▸ JOB
Some lines in the records below may hold the word "type"; give the number of those lines and nothing else.

:: INFORMATION SUPPLIED

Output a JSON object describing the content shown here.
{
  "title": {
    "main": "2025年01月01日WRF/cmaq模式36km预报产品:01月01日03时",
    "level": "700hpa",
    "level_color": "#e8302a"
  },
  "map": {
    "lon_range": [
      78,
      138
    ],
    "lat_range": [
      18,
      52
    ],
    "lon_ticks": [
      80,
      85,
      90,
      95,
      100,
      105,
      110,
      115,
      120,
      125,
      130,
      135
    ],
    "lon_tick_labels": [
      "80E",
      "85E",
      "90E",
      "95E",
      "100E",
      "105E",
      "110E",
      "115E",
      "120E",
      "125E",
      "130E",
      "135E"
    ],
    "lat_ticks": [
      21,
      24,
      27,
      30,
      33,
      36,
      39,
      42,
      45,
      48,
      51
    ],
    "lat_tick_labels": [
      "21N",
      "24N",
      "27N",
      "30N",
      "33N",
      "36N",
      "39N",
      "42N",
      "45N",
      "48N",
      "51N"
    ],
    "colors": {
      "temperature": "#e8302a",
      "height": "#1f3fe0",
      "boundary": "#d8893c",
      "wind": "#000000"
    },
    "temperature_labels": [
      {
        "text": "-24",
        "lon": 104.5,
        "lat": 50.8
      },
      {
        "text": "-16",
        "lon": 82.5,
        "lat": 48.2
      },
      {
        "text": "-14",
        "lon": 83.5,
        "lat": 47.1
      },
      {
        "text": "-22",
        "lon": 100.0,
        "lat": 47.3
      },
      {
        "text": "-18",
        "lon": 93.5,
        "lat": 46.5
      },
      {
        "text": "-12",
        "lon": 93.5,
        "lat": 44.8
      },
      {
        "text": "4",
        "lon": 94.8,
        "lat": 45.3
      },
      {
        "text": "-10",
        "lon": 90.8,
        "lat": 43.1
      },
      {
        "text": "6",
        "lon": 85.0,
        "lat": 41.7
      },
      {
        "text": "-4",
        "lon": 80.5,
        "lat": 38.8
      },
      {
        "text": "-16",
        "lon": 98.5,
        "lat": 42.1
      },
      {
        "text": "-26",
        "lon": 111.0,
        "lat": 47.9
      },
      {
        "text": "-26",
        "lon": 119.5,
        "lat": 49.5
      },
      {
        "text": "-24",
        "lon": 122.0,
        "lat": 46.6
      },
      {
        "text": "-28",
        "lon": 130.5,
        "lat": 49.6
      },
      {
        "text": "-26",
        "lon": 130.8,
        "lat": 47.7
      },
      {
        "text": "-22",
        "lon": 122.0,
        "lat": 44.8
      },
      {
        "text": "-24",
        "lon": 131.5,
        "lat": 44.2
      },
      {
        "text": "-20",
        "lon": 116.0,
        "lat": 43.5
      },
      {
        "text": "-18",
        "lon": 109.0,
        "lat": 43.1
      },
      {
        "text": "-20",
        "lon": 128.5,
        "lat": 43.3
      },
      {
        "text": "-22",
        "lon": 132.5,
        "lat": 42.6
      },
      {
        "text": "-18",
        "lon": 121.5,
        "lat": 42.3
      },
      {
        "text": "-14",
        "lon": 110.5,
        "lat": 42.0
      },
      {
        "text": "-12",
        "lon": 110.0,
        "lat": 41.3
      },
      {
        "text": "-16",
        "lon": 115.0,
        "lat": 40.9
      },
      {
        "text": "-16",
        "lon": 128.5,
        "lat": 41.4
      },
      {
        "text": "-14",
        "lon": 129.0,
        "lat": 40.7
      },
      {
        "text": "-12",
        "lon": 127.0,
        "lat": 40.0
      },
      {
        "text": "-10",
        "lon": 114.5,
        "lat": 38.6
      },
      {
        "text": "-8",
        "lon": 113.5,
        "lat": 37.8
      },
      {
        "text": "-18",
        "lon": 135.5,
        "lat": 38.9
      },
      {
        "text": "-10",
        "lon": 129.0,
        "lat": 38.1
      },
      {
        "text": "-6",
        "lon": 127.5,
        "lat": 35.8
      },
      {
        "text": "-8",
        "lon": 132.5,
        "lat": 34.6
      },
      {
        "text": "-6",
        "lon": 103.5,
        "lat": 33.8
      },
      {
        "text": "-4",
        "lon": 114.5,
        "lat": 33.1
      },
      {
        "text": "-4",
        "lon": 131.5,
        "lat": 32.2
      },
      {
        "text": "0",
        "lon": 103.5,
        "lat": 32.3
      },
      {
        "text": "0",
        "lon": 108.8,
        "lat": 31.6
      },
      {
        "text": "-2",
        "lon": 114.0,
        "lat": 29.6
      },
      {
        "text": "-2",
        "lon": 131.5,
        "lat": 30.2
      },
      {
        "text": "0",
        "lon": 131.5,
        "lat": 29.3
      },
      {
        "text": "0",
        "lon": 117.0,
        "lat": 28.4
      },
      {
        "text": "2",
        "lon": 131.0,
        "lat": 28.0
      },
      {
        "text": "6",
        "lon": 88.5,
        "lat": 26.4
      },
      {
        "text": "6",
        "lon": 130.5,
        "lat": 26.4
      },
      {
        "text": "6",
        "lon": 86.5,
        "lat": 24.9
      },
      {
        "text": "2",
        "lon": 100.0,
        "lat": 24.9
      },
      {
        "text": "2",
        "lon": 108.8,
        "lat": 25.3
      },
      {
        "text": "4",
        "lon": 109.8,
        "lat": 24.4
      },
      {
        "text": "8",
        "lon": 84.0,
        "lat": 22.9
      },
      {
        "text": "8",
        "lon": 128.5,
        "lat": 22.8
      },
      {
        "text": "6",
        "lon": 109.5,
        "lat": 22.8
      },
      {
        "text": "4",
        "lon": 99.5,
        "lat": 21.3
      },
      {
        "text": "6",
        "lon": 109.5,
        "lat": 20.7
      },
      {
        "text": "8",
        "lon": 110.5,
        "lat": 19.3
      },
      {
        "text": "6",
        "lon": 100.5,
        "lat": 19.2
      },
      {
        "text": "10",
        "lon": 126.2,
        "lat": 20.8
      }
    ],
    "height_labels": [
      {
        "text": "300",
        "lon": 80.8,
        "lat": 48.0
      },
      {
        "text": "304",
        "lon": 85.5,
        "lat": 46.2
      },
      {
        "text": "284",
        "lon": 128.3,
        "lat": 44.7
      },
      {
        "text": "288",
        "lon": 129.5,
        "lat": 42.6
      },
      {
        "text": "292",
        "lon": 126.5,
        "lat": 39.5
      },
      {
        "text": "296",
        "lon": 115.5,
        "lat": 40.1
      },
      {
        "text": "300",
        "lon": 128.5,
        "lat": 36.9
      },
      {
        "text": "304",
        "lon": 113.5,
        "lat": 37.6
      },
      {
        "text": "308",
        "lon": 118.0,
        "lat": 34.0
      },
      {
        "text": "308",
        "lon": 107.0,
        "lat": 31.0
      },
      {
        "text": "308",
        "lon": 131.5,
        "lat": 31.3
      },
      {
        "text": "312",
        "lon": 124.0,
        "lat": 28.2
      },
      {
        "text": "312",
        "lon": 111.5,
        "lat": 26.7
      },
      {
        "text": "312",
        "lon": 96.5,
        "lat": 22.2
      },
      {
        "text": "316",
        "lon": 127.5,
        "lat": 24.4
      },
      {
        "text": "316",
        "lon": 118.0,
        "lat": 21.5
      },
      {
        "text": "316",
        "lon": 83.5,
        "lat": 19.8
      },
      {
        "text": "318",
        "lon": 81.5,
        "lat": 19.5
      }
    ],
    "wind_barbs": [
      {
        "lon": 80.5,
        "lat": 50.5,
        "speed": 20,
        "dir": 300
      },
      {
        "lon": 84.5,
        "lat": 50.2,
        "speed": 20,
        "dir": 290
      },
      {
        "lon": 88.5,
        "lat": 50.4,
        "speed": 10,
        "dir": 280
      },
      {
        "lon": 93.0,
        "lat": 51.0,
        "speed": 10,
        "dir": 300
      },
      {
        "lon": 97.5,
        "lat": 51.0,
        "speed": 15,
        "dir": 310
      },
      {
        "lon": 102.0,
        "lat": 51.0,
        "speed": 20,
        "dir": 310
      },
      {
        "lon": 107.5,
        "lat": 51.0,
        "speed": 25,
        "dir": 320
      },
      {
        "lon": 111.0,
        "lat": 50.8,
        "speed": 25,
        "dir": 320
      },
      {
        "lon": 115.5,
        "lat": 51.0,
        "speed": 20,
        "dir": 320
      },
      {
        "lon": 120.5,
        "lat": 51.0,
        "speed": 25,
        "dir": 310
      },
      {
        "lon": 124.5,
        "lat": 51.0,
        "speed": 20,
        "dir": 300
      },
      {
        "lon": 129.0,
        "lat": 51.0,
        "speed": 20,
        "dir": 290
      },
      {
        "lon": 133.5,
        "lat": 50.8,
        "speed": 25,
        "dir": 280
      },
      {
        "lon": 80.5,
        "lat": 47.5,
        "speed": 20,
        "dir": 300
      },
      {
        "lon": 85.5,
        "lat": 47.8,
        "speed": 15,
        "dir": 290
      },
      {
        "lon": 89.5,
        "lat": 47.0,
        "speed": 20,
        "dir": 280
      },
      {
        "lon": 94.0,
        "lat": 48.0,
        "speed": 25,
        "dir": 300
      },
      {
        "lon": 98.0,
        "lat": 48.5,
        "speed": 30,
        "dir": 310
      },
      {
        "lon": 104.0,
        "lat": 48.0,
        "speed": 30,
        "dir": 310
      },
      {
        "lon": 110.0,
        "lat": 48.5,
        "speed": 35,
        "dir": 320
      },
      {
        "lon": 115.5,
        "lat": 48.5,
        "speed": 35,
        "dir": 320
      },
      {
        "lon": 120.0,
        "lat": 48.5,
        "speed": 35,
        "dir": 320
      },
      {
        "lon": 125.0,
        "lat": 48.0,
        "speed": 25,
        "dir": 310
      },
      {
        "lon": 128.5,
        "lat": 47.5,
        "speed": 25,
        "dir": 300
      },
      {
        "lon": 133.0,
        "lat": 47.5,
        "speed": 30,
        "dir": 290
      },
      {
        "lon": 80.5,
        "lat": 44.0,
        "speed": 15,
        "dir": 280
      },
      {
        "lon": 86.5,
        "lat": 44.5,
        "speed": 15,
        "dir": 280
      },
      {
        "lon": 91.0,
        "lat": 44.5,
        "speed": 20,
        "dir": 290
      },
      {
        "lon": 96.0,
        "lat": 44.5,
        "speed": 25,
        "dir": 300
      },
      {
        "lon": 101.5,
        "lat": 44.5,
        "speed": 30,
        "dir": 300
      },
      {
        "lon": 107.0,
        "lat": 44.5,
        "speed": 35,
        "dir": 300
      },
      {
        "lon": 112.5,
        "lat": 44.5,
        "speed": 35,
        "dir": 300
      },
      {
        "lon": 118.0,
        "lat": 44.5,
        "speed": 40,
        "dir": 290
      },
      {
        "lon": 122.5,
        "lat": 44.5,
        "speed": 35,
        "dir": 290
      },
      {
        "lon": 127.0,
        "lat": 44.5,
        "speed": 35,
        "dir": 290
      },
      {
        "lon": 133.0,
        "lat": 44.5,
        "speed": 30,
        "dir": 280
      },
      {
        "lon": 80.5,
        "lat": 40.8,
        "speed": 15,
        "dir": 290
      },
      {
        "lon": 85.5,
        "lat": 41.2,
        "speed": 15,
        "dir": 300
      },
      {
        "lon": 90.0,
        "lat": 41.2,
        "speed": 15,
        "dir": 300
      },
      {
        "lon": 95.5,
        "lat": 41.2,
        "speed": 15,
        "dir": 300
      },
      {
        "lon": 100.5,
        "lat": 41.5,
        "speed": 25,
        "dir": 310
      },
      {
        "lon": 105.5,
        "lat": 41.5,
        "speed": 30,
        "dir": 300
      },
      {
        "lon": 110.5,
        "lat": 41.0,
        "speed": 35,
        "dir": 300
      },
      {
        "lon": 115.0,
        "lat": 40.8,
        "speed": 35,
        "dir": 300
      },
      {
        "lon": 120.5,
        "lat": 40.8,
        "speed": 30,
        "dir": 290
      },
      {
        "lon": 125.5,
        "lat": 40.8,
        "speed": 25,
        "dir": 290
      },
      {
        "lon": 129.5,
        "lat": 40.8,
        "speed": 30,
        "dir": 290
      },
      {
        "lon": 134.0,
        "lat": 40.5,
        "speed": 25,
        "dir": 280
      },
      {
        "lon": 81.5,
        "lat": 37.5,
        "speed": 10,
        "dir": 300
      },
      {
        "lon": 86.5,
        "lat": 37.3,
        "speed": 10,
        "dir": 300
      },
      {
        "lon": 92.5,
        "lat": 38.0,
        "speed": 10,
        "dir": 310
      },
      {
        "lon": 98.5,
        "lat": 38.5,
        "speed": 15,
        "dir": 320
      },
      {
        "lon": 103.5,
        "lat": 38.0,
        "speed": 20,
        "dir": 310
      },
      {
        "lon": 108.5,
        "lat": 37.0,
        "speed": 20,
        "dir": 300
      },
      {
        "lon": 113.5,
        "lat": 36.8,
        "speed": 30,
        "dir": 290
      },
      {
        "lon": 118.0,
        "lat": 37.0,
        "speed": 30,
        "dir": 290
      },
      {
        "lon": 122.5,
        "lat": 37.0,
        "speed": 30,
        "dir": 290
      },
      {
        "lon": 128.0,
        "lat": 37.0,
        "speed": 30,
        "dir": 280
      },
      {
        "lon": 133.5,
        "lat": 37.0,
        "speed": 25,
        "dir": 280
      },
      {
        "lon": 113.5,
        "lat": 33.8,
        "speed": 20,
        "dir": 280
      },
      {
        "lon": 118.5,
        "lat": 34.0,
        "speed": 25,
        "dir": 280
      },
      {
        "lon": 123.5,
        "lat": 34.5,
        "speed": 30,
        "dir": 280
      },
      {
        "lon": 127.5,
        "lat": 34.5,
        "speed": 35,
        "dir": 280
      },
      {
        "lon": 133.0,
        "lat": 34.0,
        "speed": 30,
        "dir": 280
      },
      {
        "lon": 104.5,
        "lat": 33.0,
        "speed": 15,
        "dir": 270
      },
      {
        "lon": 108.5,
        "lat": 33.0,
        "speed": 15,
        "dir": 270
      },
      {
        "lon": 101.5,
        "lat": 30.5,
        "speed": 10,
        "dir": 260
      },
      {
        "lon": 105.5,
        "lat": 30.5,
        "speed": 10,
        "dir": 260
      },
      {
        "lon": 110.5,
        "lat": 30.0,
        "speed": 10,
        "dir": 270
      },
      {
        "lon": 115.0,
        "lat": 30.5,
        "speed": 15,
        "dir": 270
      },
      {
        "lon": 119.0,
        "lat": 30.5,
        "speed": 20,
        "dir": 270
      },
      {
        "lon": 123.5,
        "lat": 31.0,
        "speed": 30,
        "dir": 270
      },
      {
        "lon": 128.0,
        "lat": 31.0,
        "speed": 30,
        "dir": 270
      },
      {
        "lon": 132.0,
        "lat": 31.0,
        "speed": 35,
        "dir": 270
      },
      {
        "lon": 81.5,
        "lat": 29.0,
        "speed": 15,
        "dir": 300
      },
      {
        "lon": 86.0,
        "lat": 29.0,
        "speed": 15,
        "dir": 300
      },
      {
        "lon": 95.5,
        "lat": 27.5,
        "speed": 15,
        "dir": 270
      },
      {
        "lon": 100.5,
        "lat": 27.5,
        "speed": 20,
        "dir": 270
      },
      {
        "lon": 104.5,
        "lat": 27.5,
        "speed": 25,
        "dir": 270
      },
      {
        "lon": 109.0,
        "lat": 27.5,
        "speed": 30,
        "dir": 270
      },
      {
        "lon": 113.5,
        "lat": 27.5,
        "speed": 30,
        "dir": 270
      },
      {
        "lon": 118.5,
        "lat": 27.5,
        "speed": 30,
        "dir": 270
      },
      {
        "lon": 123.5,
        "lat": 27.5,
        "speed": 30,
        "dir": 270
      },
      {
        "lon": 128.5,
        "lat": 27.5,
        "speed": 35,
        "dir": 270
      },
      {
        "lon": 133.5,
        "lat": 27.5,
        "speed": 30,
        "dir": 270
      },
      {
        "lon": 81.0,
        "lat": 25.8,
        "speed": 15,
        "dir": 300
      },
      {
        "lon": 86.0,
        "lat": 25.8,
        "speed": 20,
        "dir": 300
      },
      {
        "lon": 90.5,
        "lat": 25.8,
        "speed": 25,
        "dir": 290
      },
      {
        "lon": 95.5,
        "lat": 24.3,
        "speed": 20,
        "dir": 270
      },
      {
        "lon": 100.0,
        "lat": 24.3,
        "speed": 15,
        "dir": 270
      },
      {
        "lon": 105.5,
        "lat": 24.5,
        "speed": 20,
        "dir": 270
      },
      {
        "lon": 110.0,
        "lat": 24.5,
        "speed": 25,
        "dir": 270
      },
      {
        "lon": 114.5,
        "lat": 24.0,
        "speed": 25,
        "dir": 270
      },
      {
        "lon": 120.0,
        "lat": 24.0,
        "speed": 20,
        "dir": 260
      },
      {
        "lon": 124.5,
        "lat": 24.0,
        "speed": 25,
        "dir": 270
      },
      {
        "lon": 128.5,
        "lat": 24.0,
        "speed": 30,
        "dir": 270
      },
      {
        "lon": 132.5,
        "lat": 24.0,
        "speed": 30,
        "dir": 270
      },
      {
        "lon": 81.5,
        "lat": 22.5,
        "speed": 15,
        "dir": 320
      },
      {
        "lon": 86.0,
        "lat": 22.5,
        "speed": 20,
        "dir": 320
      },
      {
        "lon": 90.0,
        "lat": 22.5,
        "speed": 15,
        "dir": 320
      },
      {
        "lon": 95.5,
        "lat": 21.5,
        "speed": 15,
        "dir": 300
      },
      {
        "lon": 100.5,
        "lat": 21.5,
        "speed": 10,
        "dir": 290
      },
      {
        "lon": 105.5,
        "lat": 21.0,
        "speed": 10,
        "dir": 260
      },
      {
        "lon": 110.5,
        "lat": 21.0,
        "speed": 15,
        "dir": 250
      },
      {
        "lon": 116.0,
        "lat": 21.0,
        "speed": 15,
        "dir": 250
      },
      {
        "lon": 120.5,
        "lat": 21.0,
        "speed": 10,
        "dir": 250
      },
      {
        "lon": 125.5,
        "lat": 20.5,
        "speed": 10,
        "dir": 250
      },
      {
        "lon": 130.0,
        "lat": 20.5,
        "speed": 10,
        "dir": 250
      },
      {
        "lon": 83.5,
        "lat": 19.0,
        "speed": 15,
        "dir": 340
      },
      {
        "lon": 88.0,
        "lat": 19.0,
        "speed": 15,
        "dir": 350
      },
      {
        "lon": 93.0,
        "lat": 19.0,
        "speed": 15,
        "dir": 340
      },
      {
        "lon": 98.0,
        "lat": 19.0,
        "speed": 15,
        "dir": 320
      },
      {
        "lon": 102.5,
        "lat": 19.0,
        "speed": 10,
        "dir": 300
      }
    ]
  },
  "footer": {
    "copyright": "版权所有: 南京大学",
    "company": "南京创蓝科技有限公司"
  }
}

::::
:: INFORMATION SUPPLIED

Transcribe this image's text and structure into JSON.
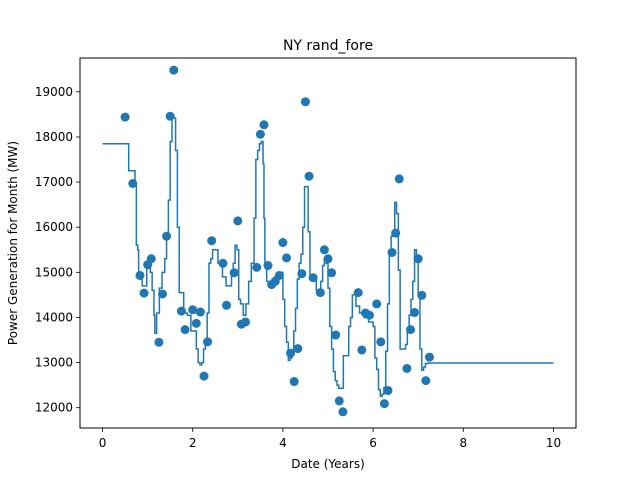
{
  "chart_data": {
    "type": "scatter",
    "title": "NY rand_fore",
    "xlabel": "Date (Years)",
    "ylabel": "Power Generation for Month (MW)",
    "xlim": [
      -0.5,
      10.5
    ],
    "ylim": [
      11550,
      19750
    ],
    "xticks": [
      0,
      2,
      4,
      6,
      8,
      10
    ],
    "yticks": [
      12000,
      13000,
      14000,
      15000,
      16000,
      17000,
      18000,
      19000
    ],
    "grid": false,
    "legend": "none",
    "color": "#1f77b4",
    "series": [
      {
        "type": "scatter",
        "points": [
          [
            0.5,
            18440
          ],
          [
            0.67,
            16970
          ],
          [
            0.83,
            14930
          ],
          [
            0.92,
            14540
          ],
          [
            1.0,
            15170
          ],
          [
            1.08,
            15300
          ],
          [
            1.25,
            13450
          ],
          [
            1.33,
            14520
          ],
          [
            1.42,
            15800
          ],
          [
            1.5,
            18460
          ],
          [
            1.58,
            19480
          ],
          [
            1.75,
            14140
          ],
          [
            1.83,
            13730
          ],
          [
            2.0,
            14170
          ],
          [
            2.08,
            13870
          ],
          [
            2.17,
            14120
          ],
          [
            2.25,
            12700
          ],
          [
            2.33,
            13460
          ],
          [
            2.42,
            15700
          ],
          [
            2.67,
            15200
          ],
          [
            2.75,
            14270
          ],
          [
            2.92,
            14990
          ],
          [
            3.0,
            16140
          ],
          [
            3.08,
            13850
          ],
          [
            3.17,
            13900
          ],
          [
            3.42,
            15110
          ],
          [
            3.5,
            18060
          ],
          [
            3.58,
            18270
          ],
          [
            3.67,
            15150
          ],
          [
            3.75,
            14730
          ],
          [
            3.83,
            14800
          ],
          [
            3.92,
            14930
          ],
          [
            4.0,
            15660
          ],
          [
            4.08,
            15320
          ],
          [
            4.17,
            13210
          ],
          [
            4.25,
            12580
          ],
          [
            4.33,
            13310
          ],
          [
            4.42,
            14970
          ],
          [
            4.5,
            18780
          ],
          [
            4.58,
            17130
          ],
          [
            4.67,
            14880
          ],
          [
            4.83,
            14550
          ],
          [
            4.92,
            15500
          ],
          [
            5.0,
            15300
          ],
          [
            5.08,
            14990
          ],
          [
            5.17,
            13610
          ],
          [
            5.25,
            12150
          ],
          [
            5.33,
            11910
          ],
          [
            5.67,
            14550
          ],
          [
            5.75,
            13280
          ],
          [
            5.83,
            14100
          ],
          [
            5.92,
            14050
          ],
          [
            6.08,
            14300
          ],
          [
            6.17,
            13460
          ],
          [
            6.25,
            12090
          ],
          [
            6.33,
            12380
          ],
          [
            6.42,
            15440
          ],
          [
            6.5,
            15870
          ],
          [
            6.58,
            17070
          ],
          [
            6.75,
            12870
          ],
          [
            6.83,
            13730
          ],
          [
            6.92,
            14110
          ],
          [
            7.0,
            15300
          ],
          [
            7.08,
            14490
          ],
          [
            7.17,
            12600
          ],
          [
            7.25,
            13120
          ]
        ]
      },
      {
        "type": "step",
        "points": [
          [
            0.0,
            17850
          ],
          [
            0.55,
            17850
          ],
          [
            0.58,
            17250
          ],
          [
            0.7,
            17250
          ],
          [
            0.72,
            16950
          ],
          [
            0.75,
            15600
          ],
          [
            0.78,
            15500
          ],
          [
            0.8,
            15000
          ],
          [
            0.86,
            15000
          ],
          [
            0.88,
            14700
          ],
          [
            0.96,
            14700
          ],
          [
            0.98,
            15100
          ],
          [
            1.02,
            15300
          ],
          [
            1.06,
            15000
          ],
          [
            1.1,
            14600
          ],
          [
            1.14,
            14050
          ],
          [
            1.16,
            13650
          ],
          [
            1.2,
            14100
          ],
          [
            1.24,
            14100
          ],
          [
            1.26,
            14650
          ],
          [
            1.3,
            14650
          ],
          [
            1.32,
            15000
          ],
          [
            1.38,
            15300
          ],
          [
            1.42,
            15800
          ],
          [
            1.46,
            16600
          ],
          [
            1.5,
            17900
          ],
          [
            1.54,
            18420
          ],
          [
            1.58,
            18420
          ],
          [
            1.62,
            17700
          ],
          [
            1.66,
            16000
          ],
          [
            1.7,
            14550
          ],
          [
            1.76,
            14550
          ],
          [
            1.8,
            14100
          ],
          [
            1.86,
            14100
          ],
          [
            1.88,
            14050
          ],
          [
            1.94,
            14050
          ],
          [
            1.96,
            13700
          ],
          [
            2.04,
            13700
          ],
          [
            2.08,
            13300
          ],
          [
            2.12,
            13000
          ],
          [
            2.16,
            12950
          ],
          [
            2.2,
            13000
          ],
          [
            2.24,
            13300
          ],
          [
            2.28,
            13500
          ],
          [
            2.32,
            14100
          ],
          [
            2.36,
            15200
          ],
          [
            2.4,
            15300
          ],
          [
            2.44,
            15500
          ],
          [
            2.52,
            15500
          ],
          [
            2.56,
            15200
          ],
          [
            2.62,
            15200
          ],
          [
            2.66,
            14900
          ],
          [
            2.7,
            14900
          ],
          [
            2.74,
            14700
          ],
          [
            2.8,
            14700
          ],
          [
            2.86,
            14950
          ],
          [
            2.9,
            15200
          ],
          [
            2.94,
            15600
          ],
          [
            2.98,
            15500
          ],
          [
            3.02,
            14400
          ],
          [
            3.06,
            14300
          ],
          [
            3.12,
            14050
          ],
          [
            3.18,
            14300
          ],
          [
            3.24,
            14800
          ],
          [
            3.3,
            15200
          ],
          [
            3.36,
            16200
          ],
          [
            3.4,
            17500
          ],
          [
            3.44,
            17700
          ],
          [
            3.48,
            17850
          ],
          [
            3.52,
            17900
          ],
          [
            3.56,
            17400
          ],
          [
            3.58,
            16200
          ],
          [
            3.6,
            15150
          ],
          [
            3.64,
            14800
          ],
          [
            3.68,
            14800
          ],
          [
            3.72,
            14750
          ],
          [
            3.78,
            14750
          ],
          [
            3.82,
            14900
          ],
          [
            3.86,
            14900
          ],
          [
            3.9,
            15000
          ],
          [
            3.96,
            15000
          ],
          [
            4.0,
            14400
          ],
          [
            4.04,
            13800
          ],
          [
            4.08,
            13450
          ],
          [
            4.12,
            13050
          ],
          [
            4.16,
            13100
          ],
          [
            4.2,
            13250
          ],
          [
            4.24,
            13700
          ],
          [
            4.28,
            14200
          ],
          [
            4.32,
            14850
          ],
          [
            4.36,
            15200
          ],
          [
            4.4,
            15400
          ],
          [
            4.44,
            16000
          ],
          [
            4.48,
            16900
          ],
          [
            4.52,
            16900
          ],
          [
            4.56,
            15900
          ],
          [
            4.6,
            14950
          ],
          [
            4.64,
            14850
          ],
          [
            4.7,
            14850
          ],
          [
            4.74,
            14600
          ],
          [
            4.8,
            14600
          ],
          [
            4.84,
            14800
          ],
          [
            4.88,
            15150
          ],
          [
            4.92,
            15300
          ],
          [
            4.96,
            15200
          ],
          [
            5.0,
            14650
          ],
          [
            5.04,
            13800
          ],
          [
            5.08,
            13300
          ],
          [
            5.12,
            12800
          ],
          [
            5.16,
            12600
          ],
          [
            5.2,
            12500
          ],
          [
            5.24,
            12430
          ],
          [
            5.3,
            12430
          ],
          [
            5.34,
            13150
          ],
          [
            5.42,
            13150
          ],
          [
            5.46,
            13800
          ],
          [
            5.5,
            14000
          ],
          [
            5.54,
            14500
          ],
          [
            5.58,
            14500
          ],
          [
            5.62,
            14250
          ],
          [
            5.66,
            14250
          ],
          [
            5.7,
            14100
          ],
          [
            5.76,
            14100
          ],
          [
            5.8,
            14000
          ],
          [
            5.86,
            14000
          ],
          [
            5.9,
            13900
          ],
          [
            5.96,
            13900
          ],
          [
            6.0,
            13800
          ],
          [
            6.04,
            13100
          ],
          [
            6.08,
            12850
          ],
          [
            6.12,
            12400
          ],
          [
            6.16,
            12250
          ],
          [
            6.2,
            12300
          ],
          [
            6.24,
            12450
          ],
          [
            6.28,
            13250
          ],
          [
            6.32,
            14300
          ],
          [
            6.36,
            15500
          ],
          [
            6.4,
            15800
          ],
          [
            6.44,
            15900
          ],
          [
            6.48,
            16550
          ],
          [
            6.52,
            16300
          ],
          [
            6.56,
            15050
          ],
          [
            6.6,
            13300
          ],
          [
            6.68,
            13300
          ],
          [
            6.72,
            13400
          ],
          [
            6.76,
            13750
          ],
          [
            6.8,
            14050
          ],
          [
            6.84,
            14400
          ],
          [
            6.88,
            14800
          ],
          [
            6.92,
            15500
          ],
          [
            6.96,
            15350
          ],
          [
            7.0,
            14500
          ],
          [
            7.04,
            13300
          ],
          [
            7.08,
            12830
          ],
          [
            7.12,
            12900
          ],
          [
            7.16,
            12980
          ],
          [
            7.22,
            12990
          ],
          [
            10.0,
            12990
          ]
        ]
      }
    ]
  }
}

::::

▸ FINISHED ANSWER
3